DATA SECTION:
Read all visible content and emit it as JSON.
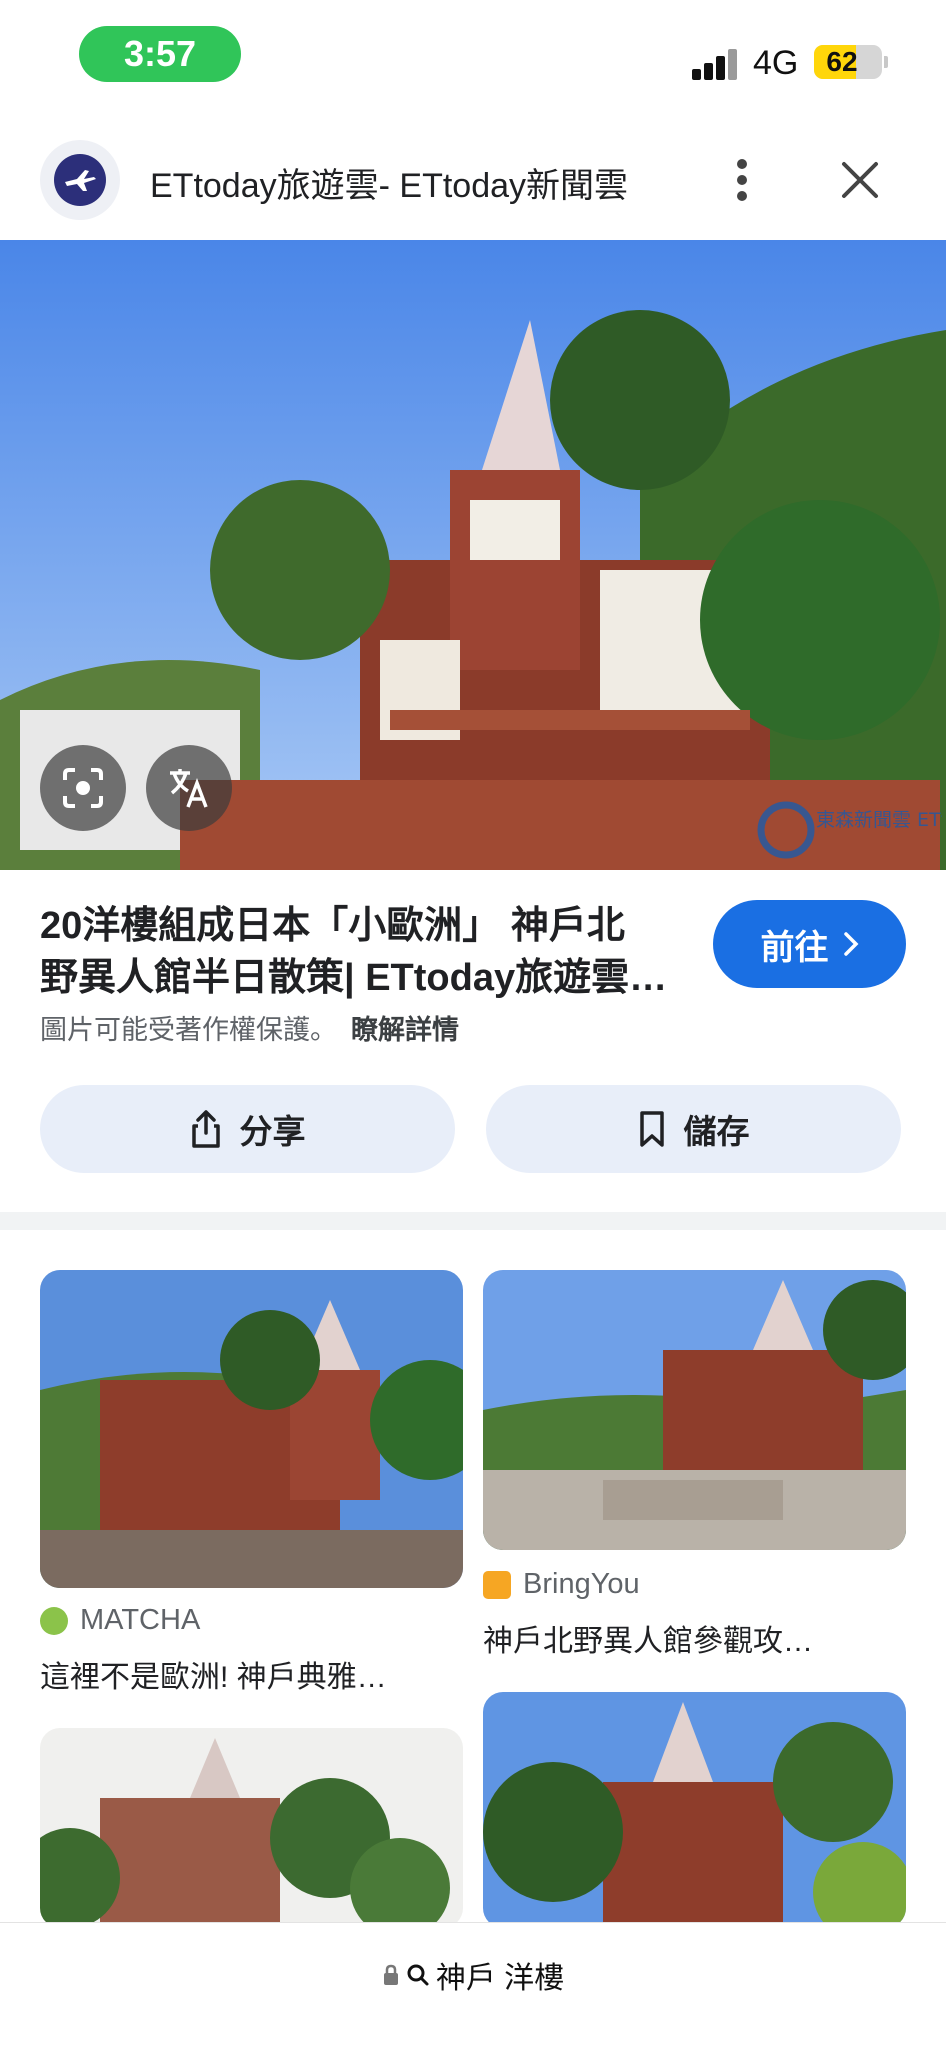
{
  "status_bar": {
    "time": "3:57",
    "network": "4G",
    "battery": "62",
    "battery_level": 0.62
  },
  "header": {
    "site_name": "ETtoday旅遊雲- ETtoday新聞雲",
    "logo_icon": "plane-icon",
    "more_icon": "more-vert-icon",
    "close_icon": "close-icon"
  },
  "hero": {
    "watermark_text": "東森新聞雲 ETtoday.net"
  },
  "result": {
    "title_line1": "20洋樓組成日本「小歐洲」 神戶北",
    "title_line2": "野異人館半日散策| ETtoday旅遊雲…",
    "visit_label": "前往",
    "copyright_text": "圖片可能受著作權保護。",
    "learn_more": "瞭解詳情",
    "share_label": "分享",
    "save_label": "儲存"
  },
  "related": [
    {
      "source": "MATCHA",
      "title": "這裡不是歐洲! 神戶典雅…"
    },
    {
      "source": "BringYou",
      "title": "神戶北野異人館參觀攻…"
    }
  ],
  "address_bar": {
    "query": "神戶 洋樓"
  },
  "colors": {
    "accent": "#1a6fe3",
    "time_pill": "#30c559",
    "action_bg": "#e8eef9"
  }
}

TASK OBJECTIVE:
Quote the records in their entirety, keeping the wording exact and excluding pictures.

IN RESPONSE:
Read all visible content and emit it as JSON.
{
  "status_bar": {
    "time": "3:57",
    "network": "4G",
    "battery": "62",
    "battery_level": 0.62
  },
  "header": {
    "site_name": "ETtoday旅遊雲- ETtoday新聞雲",
    "logo_icon": "plane-icon",
    "more_icon": "more-vert-icon",
    "close_icon": "close-icon"
  },
  "hero": {
    "watermark_text": "東森新聞雲 ETtoday.net"
  },
  "result": {
    "title_line1": "20洋樓組成日本「小歐洲」 神戶北",
    "title_line2": "野異人館半日散策| ETtoday旅遊雲…",
    "visit_label": "前往",
    "copyright_text": "圖片可能受著作權保護。",
    "learn_more": "瞭解詳情",
    "share_label": "分享",
    "save_label": "儲存"
  },
  "related": [
    {
      "source": "MATCHA",
      "title": "這裡不是歐洲! 神戶典雅…"
    },
    {
      "source": "BringYou",
      "title": "神戶北野異人館參觀攻…"
    }
  ],
  "address_bar": {
    "query": "神戶 洋樓"
  },
  "colors": {
    "accent": "#1a6fe3",
    "time_pill": "#30c559",
    "action_bg": "#e8eef9"
  }
}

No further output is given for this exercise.